Collection entries:
┌──

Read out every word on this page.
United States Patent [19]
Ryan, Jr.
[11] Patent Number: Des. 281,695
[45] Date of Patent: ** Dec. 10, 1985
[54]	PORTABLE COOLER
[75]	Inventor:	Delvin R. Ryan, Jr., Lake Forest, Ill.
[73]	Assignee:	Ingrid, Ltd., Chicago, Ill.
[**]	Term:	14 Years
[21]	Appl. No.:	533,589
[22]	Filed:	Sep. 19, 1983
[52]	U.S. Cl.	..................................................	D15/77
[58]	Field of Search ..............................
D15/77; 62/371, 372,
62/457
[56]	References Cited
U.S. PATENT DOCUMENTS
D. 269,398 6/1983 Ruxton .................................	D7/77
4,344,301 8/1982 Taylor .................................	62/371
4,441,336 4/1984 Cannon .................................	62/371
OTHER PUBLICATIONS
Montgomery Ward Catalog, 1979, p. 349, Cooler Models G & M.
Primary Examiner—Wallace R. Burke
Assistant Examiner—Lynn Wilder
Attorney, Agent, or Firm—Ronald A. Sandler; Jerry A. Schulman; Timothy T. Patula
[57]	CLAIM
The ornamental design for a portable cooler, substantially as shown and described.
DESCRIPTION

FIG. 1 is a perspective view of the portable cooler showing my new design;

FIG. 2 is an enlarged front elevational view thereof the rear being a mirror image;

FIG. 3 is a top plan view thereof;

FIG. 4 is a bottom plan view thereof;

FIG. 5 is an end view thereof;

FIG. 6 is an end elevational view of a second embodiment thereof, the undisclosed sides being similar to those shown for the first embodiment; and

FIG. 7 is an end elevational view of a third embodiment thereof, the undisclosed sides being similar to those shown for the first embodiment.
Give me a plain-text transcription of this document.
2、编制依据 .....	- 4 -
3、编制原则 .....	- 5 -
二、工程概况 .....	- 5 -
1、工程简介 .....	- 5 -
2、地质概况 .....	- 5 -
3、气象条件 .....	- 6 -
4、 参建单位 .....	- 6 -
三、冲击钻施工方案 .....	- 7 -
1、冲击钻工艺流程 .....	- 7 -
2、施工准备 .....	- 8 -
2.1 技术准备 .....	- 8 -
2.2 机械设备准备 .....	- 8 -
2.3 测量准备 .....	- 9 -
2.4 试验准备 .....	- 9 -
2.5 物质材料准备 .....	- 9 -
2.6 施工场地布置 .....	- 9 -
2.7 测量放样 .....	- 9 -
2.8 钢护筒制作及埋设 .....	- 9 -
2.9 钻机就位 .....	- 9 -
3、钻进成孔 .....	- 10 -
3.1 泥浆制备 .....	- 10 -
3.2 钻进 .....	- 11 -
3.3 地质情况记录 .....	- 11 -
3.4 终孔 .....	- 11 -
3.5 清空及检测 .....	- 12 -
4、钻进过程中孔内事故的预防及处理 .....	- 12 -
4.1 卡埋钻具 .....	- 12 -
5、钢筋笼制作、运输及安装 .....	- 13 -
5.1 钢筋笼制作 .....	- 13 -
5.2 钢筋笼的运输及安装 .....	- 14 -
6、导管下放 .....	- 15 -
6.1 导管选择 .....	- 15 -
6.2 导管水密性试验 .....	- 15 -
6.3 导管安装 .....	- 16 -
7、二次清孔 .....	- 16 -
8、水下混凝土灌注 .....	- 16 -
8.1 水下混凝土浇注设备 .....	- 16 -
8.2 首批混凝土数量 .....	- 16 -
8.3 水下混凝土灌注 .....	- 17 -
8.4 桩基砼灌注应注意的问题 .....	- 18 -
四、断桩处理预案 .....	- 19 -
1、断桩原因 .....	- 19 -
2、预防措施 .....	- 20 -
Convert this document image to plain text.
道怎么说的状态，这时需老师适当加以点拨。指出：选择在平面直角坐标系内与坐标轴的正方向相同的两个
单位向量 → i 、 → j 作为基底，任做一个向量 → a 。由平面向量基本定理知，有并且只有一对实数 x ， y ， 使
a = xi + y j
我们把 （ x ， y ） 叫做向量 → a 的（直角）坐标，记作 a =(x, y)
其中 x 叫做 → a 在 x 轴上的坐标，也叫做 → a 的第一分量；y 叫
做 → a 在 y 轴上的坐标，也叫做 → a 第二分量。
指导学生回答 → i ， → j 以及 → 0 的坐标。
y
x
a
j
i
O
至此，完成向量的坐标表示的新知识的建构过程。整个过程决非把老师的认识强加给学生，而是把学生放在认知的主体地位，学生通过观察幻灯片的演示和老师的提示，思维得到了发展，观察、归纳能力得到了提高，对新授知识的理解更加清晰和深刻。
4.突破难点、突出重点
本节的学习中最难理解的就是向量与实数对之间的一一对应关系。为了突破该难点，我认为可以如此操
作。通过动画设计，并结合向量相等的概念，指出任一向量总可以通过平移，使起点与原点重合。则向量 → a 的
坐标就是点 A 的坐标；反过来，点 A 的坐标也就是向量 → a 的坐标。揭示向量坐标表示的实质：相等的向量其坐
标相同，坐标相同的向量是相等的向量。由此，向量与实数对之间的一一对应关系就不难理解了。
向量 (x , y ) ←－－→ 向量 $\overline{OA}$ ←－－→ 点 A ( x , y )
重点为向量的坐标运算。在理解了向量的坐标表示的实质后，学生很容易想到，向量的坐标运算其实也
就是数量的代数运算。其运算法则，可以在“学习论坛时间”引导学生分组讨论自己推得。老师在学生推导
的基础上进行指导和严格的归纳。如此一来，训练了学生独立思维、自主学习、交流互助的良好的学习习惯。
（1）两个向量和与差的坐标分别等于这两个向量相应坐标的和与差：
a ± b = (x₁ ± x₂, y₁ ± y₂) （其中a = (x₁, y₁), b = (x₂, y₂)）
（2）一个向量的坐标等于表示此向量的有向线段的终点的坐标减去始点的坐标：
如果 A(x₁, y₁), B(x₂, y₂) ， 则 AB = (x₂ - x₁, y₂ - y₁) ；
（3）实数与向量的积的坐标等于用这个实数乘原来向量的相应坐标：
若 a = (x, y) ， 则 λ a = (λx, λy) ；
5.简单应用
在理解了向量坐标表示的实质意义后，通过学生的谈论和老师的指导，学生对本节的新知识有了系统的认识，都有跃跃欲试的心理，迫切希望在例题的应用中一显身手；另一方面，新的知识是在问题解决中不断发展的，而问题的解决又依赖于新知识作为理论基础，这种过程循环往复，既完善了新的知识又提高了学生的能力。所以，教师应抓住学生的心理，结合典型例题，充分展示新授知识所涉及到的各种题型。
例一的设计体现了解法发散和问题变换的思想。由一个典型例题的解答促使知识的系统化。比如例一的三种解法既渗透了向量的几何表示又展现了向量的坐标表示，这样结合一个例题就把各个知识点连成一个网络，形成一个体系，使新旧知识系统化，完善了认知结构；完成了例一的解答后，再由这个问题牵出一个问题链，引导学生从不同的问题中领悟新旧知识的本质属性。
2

└──

Write out the lines above from the one containing "Convert this document image to plain text." through the last, exactly as they are.

Convert this document image to plain text.
道怎么说的状态，这时需老师适当加以点拨。指出：选择在平面直角坐标系内与坐标轴的正方向相同的两个
单位向量 → i 、 → j 作为基底，任做一个向量 → a 。由平面向量基本定理知，有并且只有一对实数 x ， y ， 使
a = xi + y j
我们把 （ x ， y ） 叫做向量 → a 的（直角）坐标，记作 a =(x, y)
其中 x 叫做 → a 在 x 轴上的坐标，也叫做 → a 的第一分量；y 叫
做 → a 在 y 轴上的坐标，也叫做 → a 第二分量。
指导学生回答 → i ， → j 以及 → 0 的坐标。
y
x
a
j
i
O
至此，完成向量的坐标表示的新知识的建构过程。整个过程决非把老师的认识强加给学生，而是把学生放在认知的主体地位，学生通过观察幻灯片的演示和老师的提示，思维得到了发展，观察、归纳能力得到了提高，对新授知识的理解更加清晰和深刻。
4.突破难点、突出重点
本节的学习中最难理解的就是向量与实数对之间的一一对应关系。为了突破该难点，我认为可以如此操
作。通过动画设计，并结合向量相等的概念，指出任一向量总可以通过平移，使起点与原点重合。则向量 → a 的
坐标就是点 A 的坐标；反过来，点 A 的坐标也就是向量 → a 的坐标。揭示向量坐标表示的实质：相等的向量其坐
标相同，坐标相同的向量是相等的向量。由此，向量与实数对之间的一一对应关系就不难理解了。
向量 (x , y ) ←－－→ 向量 $\overline{OA}$ ←－－→ 点 A ( x , y )
重点为向量的坐标运算。在理解了向量的坐标表示的实质后，学生很容易想到，向量的坐标运算其实也
就是数量的代数运算。其运算法则，可以在“学习论坛时间”引导学生分组讨论自己推得。老师在学生推导
的基础上进行指导和严格的归纳。如此一来，训练了学生独立思维、自主学习、交流互助的良好的学习习惯。
（1）两个向量和与差的坐标分别等于这两个向量相应坐标的和与差：
a ± b = (x₁ ± x₂, y₁ ± y₂) （其中a = (x₁, y₁), b = (x₂, y₂)）
（2）一个向量的坐标等于表示此向量的有向线段的终点的坐标减去始点的坐标：
如果 A(x₁, y₁), B(x₂, y₂) ， 则 AB = (x₂ - x₁, y₂ - y₁) ；
（3）实数与向量的积的坐标等于用这个实数乘原来向量的相应坐标：
若 a = (x, y) ， 则 λ a = (λx, λy) ；
5.简单应用
在理解了向量坐标表示的实质意义后，通过学生的谈论和老师的指导，学生对本节的新知识有了系统的认识，都有跃跃欲试的心理，迫切希望在例题的应用中一显身手；另一方面，新的知识是在问题解决中不断发展的，而问题的解决又依赖于新知识作为理论基础，这种过程循环往复，既完善了新的知识又提高了学生的能力。所以，教师应抓住学生的心理，结合典型例题，充分展示新授知识所涉及到的各种题型。
例一的设计体现了解法发散和问题变换的思想。由一个典型例题的解答促使知识的系统化。比如例一的三种解法既渗透了向量的几何表示又展现了向量的坐标表示，这样结合一个例题就把各个知识点连成一个网络，形成一个体系，使新旧知识系统化，完善了认知结构；完成了例一的解答后，再由这个问题牵出一个问题链，引导学生从不同的问题中领悟新旧知识的本质属性。
2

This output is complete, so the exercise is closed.